DATASET RECORDS:

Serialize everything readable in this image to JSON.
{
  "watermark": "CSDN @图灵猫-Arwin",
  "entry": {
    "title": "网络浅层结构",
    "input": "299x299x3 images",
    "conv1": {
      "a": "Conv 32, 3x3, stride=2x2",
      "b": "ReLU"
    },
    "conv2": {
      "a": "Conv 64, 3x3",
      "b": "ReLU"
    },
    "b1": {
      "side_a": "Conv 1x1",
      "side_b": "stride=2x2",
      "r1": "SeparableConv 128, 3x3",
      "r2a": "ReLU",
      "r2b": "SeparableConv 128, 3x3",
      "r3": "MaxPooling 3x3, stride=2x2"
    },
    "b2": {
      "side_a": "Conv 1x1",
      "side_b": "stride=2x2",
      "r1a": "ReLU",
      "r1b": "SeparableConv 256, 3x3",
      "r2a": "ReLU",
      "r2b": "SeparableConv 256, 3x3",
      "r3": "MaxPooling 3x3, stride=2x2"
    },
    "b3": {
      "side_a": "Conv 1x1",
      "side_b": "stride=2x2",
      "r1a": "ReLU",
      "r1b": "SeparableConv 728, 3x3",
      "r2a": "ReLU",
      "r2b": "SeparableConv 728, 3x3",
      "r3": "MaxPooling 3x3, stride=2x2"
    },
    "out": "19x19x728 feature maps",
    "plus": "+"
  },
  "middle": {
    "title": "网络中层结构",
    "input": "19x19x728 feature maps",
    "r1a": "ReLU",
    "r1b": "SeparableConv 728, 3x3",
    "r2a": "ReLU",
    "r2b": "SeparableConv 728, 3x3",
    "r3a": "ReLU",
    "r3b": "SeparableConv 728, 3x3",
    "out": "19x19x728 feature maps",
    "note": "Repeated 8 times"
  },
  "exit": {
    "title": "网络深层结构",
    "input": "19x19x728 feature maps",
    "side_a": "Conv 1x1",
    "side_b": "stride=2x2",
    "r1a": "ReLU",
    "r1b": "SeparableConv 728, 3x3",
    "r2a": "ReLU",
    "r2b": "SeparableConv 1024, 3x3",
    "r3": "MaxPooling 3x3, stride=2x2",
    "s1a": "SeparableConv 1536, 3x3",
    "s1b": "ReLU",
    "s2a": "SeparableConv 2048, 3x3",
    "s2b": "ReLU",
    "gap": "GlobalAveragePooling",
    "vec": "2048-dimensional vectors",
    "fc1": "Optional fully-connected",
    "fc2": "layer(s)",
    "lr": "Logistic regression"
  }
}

REQUIREMENTS: Only lines with the word "title" are wanted, so copy each one from the records.

RESULT FOR THIS TASK:
    "title": "网络浅层结构",
    "title": "网络中层结构",
    "title": "网络深层结构",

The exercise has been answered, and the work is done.